**GIVEN EXERCISE:** Return the material below in full and exactly.

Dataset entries
___
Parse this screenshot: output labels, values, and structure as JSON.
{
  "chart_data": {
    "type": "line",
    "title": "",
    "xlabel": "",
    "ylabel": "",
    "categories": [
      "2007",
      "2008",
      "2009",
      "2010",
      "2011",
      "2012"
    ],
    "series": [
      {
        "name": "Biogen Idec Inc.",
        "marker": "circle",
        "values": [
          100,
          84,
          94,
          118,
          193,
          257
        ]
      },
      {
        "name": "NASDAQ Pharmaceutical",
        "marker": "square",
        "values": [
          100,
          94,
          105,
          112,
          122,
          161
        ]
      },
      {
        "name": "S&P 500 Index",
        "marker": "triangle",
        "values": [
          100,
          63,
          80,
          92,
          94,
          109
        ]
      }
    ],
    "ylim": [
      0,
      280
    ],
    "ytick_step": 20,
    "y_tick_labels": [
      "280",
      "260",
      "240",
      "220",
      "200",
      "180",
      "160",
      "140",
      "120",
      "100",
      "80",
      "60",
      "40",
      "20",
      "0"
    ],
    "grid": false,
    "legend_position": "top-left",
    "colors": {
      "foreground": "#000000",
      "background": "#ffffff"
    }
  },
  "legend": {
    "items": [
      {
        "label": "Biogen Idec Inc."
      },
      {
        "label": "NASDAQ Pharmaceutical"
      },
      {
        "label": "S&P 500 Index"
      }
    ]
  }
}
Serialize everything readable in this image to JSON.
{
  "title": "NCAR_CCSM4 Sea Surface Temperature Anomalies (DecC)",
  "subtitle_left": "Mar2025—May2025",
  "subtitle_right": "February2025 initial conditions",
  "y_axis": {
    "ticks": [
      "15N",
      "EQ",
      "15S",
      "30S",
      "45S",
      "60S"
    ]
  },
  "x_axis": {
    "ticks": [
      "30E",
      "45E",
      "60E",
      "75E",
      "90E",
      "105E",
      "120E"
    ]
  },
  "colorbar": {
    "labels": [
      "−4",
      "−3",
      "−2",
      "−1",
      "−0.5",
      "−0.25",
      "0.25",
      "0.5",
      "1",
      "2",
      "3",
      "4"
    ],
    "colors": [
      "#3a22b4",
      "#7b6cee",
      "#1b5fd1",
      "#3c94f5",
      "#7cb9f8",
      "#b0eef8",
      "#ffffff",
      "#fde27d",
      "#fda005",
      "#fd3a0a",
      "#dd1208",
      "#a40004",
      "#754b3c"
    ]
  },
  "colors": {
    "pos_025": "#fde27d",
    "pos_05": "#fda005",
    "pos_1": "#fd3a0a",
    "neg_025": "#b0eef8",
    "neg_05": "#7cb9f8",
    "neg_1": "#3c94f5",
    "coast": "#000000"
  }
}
___
**ANSWER TO THE TASK:**
Parse this screenshot: output labels, values, and structure as JSON.
{
  "chart_data": {
    "type": "line",
    "title": "",
    "xlabel": "",
    "ylabel": "",
    "categories": [
      "2007",
      "2008",
      "2009",
      "2010",
      "2011",
      "2012"
    ],
    "series": [
      {
        "name": "Biogen Idec Inc.",
        "marker": "circle",
        "values": [
          100,
          84,
          94,
          118,
          193,
          257
        ]
      },
      {
        "name": "NASDAQ Pharmaceutical",
        "marker": "square",
        "values": [
          100,
          94,
          105,
          112,
          122,
          161
        ]
      },
      {
        "name": "S&P 500 Index",
        "marker": "triangle",
        "values": [
          100,
          63,
          80,
          92,
          94,
          109
        ]
      }
    ],
    "ylim": [
      0,
      280
    ],
    "ytick_step": 20,
    "y_tick_labels": [
      "280",
      "260",
      "240",
      "220",
      "200",
      "180",
      "160",
      "140",
      "120",
      "100",
      "80",
      "60",
      "40",
      "20",
      "0"
    ],
    "grid": false,
    "legend_position": "top-left",
    "colors": {
      "foreground": "#000000",
      "background": "#ffffff"
    }
  },
  "legend": {
    "items": [
      {
        "label": "Biogen Idec Inc."
      },
      {
        "label": "NASDAQ Pharmaceutical"
      },
      {
        "label": "S&P 500 Index"
      }
    ]
  }
}
Serialize everything readable in this image to JSON.
{
  "title": "NCAR_CCSM4 Sea Surface Temperature Anomalies (DecC)",
  "subtitle_left": "Mar2025—May2025",
  "subtitle_right": "February2025 initial conditions",
  "y_axis": {
    "ticks": [
      "15N",
      "EQ",
      "15S",
      "30S",
      "45S",
      "60S"
    ]
  },
  "x_axis": {
    "ticks": [
      "30E",
      "45E",
      "60E",
      "75E",
      "90E",
      "105E",
      "120E"
    ]
  },
  "colorbar": {
    "labels": [
      "−4",
      "−3",
      "−2",
      "−1",
      "−0.5",
      "−0.25",
      "0.25",
      "0.5",
      "1",
      "2",
      "3",
      "4"
    ],
    "colors": [
      "#3a22b4",
      "#7b6cee",
      "#1b5fd1",
      "#3c94f5",
      "#7cb9f8",
      "#b0eef8",
      "#ffffff",
      "#fde27d",
      "#fda005",
      "#fd3a0a",
      "#dd1208",
      "#a40004",
      "#754b3c"
    ]
  },
  "colors": {
    "pos_025": "#fde27d",
    "pos_05": "#fda005",
    "pos_1": "#fd3a0a",
    "neg_025": "#b0eef8",
    "neg_05": "#7cb9f8",
    "neg_1": "#3c94f5",
    "coast": "#000000"
  }
}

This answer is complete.